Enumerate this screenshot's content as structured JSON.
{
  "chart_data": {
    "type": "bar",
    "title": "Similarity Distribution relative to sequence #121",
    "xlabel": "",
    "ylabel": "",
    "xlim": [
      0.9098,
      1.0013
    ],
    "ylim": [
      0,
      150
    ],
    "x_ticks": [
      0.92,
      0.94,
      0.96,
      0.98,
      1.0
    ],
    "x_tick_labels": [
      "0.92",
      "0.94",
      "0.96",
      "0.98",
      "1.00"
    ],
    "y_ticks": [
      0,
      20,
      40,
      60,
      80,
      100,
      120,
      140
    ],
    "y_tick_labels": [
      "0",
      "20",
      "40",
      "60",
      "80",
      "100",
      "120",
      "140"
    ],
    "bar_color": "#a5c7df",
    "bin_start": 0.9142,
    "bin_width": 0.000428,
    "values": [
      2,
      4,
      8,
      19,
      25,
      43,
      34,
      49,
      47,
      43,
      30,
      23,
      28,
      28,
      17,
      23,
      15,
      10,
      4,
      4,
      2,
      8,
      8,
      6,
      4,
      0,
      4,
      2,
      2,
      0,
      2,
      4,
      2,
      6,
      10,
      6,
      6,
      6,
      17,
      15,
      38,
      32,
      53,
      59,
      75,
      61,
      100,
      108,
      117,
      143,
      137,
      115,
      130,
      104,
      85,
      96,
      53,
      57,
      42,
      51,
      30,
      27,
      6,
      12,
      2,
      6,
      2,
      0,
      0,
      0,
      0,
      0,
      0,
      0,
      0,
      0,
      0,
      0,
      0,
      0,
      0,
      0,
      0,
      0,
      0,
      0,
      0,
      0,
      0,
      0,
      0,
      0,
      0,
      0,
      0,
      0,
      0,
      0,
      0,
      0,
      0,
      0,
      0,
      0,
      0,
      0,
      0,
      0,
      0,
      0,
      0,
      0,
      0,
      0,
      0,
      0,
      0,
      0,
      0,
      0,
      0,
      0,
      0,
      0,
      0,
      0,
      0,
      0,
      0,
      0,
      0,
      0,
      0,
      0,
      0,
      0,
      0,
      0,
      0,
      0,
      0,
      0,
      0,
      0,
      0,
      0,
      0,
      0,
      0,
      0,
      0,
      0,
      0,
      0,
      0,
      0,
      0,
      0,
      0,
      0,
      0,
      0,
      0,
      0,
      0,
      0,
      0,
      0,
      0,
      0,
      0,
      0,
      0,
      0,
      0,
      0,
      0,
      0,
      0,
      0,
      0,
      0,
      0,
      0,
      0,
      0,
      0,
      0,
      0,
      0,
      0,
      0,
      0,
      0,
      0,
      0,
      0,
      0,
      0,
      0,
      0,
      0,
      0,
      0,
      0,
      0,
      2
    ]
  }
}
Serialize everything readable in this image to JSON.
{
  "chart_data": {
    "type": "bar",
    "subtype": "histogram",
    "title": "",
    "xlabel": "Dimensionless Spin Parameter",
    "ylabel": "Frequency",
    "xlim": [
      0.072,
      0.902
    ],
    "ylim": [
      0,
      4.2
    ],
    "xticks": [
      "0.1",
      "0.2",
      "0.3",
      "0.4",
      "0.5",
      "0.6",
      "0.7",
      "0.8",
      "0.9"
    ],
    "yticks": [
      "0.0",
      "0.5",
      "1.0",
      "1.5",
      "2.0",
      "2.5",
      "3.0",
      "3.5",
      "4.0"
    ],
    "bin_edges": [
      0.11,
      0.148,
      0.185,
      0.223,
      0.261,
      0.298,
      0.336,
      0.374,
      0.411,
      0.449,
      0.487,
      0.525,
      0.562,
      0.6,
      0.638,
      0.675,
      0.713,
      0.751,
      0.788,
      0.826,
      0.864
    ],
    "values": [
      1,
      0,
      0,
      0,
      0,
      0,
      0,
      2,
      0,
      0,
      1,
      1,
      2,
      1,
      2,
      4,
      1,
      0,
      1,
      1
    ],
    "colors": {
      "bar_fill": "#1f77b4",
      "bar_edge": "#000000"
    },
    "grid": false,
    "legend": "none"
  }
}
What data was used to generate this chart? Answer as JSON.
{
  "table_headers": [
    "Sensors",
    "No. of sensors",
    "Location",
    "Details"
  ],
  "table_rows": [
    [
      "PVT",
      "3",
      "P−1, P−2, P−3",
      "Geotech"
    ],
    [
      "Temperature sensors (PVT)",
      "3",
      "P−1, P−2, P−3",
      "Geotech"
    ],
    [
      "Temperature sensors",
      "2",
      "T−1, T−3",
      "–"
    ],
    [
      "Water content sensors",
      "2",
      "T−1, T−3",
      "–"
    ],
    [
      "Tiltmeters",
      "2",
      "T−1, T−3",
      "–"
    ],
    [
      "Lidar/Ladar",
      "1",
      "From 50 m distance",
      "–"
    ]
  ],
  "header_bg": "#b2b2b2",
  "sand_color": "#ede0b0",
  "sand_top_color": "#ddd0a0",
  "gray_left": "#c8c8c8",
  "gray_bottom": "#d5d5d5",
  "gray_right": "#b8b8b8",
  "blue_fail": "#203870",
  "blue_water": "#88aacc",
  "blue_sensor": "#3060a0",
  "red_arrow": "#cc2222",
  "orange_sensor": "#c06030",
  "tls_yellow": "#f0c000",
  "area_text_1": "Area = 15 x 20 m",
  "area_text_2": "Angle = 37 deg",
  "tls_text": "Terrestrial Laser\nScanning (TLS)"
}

* WRITTEN PROBLEM
Set down all of the data above, word for word.

* OUTPUT OF THE TASK
Enumerate this screenshot's content as structured JSON.
{
  "chart_data": {
    "type": "bar",
    "title": "Similarity Distribution relative to sequence #121",
    "xlabel": "",
    "ylabel": "",
    "xlim": [
      0.9098,
      1.0013
    ],
    "ylim": [
      0,
      150
    ],
    "x_ticks": [
      0.92,
      0.94,
      0.96,
      0.98,
      1.0
    ],
    "x_tick_labels": [
      "0.92",
      "0.94",
      "0.96",
      "0.98",
      "1.00"
    ],
    "y_ticks": [
      0,
      20,
      40,
      60,
      80,
      100,
      120,
      140
    ],
    "y_tick_labels": [
      "0",
      "20",
      "40",
      "60",
      "80",
      "100",
      "120",
      "140"
    ],
    "bar_color": "#a5c7df",
    "bin_start": 0.9142,
    "bin_width": 0.000428,
    "values": [
      2,
      4,
      8,
      19,
      25,
      43,
      34,
      49,
      47,
      43,
      30,
      23,
      28,
      28,
      17,
      23,
      15,
      10,
      4,
      4,
      2,
      8,
      8,
      6,
      4,
      0,
      4,
      2,
      2,
      0,
      2,
      4,
      2,
      6,
      10,
      6,
      6,
      6,
      17,
      15,
      38,
      32,
      53,
      59,
      75,
      61,
      100,
      108,
      117,
      143,
      137,
      115,
      130,
      104,
      85,
      96,
      53,
      57,
      42,
      51,
      30,
      27,
      6,
      12,
      2,
      6,
      2,
      0,
      0,
      0,
      0,
      0,
      0,
      0,
      0,
      0,
      0,
      0,
      0,
      0,
      0,
      0,
      0,
      0,
      0,
      0,
      0,
      0,
      0,
      0,
      0,
      0,
      0,
      0,
      0,
      0,
      0,
      0,
      0,
      0,
      0,
      0,
      0,
      0,
      0,
      0,
      0,
      0,
      0,
      0,
      0,
      0,
      0,
      0,
      0,
      0,
      0,
      0,
      0,
      0,
      0,
      0,
      0,
      0,
      0,
      0,
      0,
      0,
      0,
      0,
      0,
      0,
      0,
      0,
      0,
      0,
      0,
      0,
      0,
      0,
      0,
      0,
      0,
      0,
      0,
      0,
      0,
      0,
      0,
      0,
      0,
      0,
      0,
      0,
      0,
      0,
      0,
      0,
      0,
      0,
      0,
      0,
      0,
      0,
      0,
      0,
      0,
      0,
      0,
      0,
      0,
      0,
      0,
      0,
      0,
      0,
      0,
      0,
      0,
      0,
      0,
      0,
      0,
      0,
      0,
      0,
      0,
      0,
      0,
      0,
      0,
      0,
      0,
      0,
      0,
      0,
      0,
      0,
      0,
      0,
      0,
      0,
      0,
      0,
      0,
      0,
      2
    ]
  }
}
Serialize everything readable in this image to JSON.
{
  "chart_data": {
    "type": "bar",
    "subtype": "histogram",
    "title": "",
    "xlabel": "Dimensionless Spin Parameter",
    "ylabel": "Frequency",
    "xlim": [
      0.072,
      0.902
    ],
    "ylim": [
      0,
      4.2
    ],
    "xticks": [
      "0.1",
      "0.2",
      "0.3",
      "0.4",
      "0.5",
      "0.6",
      "0.7",
      "0.8",
      "0.9"
    ],
    "yticks": [
      "0.0",
      "0.5",
      "1.0",
      "1.5",
      "2.0",
      "2.5",
      "3.0",
      "3.5",
      "4.0"
    ],
    "bin_edges": [
      0.11,
      0.148,
      0.185,
      0.223,
      0.261,
      0.298,
      0.336,
      0.374,
      0.411,
      0.449,
      0.487,
      0.525,
      0.562,
      0.6,
      0.638,
      0.675,
      0.713,
      0.751,
      0.788,
      0.826,
      0.864
    ],
    "values": [
      1,
      0,
      0,
      0,
      0,
      0,
      0,
      2,
      0,
      0,
      1,
      1,
      2,
      1,
      2,
      4,
      1,
      0,
      1,
      1
    ],
    "colors": {
      "bar_fill": "#1f77b4",
      "bar_edge": "#000000"
    },
    "grid": false,
    "legend": "none"
  }
}
What data was used to generate this chart? Answer as JSON.
{
  "table_headers": [
    "Sensors",
    "No. of sensors",
    "Location",
    "Details"
  ],
  "table_rows": [
    [
      "PVT",
      "3",
      "P−1, P−2, P−3",
      "Geotech"
    ],
    [
      "Temperature sensors (PVT)",
      "3",
      "P−1, P−2, P−3",
      "Geotech"
    ],
    [
      "Temperature sensors",
      "2",
      "T−1, T−3",
      "–"
    ],
    [
      "Water content sensors",
      "2",
      "T−1, T−3",
      "–"
    ],
    [
      "Tiltmeters",
      "2",
      "T−1, T−3",
      "–"
    ],
    [
      "Lidar/Ladar",
      "1",
      "From 50 m distance",
      "–"
    ]
  ],
  "header_bg": "#b2b2b2",
  "sand_color": "#ede0b0",
  "sand_top_color": "#ddd0a0",
  "gray_left": "#c8c8c8",
  "gray_bottom": "#d5d5d5",
  "gray_right": "#b8b8b8",
  "blue_fail": "#203870",
  "blue_water": "#88aacc",
  "blue_sensor": "#3060a0",
  "red_arrow": "#cc2222",
  "orange_sensor": "#c06030",
  "tls_yellow": "#f0c000",
  "area_text_1": "Area = 15 x 20 m",
  "area_text_2": "Angle = 37 deg",
  "tls_text": "Terrestrial Laser\nScanning (TLS)"
}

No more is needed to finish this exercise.